(A run of records)
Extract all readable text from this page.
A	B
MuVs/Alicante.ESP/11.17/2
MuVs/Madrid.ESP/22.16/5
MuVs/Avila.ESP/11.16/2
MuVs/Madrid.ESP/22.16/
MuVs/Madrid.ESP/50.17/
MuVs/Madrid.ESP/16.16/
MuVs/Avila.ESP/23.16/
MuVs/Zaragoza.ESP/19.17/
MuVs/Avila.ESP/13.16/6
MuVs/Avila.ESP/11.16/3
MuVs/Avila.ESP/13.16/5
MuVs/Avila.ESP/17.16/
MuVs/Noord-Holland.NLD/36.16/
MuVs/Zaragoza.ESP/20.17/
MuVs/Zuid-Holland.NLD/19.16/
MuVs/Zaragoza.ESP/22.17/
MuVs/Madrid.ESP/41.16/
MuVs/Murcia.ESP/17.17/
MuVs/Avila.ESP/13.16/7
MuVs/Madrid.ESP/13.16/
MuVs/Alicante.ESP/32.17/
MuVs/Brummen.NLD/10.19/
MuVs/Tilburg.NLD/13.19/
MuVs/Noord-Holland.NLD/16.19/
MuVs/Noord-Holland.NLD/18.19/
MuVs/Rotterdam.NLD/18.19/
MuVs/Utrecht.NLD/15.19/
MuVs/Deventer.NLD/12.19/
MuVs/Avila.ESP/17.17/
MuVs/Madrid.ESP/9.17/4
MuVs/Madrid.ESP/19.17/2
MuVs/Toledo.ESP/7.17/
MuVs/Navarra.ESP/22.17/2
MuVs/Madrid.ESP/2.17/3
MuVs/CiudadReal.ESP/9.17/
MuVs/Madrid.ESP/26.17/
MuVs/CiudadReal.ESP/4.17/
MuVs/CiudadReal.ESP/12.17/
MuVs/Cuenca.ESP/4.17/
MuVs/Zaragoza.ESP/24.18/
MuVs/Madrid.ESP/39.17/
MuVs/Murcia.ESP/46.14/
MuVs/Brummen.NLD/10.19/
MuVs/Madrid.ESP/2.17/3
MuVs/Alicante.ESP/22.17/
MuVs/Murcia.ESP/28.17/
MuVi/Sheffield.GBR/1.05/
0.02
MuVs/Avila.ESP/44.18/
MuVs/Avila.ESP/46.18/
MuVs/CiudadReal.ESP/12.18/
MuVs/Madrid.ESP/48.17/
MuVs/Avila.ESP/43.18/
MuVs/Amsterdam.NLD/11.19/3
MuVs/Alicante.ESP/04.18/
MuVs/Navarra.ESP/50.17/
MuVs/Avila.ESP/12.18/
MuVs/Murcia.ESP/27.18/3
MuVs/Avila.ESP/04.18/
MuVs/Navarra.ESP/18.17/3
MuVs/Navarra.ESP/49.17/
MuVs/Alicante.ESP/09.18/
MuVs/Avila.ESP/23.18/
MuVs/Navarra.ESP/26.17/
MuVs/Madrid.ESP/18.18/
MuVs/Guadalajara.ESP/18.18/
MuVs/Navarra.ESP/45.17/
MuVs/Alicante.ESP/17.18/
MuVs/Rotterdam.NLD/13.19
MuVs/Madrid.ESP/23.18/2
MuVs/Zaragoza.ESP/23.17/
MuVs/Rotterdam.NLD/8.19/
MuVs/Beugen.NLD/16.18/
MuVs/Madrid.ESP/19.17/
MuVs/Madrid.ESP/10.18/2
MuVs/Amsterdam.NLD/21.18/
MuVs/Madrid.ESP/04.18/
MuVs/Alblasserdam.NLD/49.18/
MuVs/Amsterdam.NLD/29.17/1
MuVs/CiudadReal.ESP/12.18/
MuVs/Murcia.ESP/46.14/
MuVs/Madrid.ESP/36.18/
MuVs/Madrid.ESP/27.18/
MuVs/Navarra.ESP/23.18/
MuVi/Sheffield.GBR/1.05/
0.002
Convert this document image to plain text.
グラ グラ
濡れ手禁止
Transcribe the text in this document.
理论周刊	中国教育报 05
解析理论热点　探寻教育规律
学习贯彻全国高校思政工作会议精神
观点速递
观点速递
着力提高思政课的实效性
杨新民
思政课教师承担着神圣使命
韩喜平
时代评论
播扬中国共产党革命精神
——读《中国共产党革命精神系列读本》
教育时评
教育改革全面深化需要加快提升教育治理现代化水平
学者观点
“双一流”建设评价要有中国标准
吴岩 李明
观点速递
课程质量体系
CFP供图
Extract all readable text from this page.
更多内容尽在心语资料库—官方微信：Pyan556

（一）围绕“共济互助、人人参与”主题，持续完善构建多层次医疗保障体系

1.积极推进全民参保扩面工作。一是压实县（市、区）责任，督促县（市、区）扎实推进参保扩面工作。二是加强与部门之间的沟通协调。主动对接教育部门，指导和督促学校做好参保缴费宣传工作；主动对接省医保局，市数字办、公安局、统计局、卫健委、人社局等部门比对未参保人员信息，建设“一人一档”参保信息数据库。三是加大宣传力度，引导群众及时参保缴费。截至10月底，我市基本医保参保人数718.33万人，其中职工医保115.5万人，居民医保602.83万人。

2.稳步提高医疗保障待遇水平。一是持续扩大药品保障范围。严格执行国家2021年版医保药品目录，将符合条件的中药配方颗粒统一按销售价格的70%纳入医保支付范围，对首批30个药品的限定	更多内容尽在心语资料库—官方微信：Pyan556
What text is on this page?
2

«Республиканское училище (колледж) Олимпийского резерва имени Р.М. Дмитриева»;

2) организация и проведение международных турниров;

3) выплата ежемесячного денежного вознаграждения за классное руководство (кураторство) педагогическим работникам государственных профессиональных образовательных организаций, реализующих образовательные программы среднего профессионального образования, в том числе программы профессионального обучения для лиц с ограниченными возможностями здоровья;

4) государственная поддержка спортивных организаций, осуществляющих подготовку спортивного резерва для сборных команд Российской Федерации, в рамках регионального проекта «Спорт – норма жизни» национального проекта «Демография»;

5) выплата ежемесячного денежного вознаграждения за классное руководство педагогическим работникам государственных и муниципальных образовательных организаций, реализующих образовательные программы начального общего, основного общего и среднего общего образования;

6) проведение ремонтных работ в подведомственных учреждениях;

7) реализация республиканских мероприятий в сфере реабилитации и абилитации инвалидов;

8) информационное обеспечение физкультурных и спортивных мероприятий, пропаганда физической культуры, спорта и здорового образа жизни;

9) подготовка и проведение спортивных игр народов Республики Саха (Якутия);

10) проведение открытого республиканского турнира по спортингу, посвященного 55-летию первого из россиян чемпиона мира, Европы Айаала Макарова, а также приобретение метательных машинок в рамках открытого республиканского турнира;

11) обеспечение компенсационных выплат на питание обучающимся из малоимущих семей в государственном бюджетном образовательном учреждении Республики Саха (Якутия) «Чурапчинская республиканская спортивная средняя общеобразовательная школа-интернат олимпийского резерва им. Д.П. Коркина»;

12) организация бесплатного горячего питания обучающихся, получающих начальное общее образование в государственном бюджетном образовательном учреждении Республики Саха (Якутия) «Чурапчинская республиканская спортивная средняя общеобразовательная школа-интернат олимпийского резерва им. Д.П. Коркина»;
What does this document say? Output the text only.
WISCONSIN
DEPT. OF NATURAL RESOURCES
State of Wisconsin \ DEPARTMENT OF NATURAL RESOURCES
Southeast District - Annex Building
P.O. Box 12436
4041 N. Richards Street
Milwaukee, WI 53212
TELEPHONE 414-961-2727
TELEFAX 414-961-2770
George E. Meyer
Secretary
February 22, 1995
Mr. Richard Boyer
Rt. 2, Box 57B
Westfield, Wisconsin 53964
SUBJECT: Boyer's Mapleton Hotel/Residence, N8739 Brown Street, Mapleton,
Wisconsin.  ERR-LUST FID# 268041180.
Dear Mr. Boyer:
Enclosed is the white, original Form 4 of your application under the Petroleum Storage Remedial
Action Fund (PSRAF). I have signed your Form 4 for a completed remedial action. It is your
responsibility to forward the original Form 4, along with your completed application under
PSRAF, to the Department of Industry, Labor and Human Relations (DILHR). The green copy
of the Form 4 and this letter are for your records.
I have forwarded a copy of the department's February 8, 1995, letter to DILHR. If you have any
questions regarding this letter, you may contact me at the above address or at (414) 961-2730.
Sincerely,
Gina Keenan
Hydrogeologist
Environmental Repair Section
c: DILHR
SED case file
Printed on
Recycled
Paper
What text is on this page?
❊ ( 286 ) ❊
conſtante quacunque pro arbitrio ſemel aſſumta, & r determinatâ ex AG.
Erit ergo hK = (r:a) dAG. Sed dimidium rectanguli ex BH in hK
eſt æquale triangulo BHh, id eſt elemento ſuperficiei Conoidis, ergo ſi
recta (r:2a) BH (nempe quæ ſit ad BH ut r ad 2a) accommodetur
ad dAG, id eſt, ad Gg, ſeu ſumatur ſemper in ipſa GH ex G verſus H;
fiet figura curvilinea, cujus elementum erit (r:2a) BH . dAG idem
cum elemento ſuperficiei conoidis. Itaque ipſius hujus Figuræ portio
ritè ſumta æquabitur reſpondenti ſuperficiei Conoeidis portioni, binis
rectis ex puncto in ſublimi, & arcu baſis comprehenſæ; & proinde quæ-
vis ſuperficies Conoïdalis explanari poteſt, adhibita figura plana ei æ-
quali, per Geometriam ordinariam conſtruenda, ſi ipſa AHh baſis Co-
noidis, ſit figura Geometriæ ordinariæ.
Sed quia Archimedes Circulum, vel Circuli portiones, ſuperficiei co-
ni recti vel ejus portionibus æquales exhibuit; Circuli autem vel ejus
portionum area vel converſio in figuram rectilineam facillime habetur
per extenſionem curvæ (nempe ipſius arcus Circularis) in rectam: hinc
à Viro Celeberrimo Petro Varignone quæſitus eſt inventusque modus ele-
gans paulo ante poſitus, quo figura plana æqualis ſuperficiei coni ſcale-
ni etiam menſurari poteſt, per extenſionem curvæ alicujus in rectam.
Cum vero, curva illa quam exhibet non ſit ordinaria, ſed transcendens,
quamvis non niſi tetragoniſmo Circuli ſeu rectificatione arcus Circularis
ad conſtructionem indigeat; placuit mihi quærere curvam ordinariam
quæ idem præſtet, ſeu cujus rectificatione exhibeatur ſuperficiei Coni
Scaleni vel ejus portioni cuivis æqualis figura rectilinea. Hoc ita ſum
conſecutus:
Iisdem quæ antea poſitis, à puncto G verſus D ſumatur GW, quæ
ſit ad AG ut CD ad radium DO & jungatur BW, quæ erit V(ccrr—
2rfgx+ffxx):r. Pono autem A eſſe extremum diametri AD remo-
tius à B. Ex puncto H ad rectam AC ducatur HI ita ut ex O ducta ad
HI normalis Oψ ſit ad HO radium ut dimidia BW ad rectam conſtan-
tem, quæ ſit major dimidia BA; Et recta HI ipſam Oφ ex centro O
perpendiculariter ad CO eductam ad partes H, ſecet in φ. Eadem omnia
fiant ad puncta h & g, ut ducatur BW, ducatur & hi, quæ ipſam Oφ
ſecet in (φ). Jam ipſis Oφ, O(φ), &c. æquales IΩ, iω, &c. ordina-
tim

▶ [Exercise details]: Reply with the number of lines in the material above that contain "ergo", and nothing more.

▶ [Answer to this exercise]: 2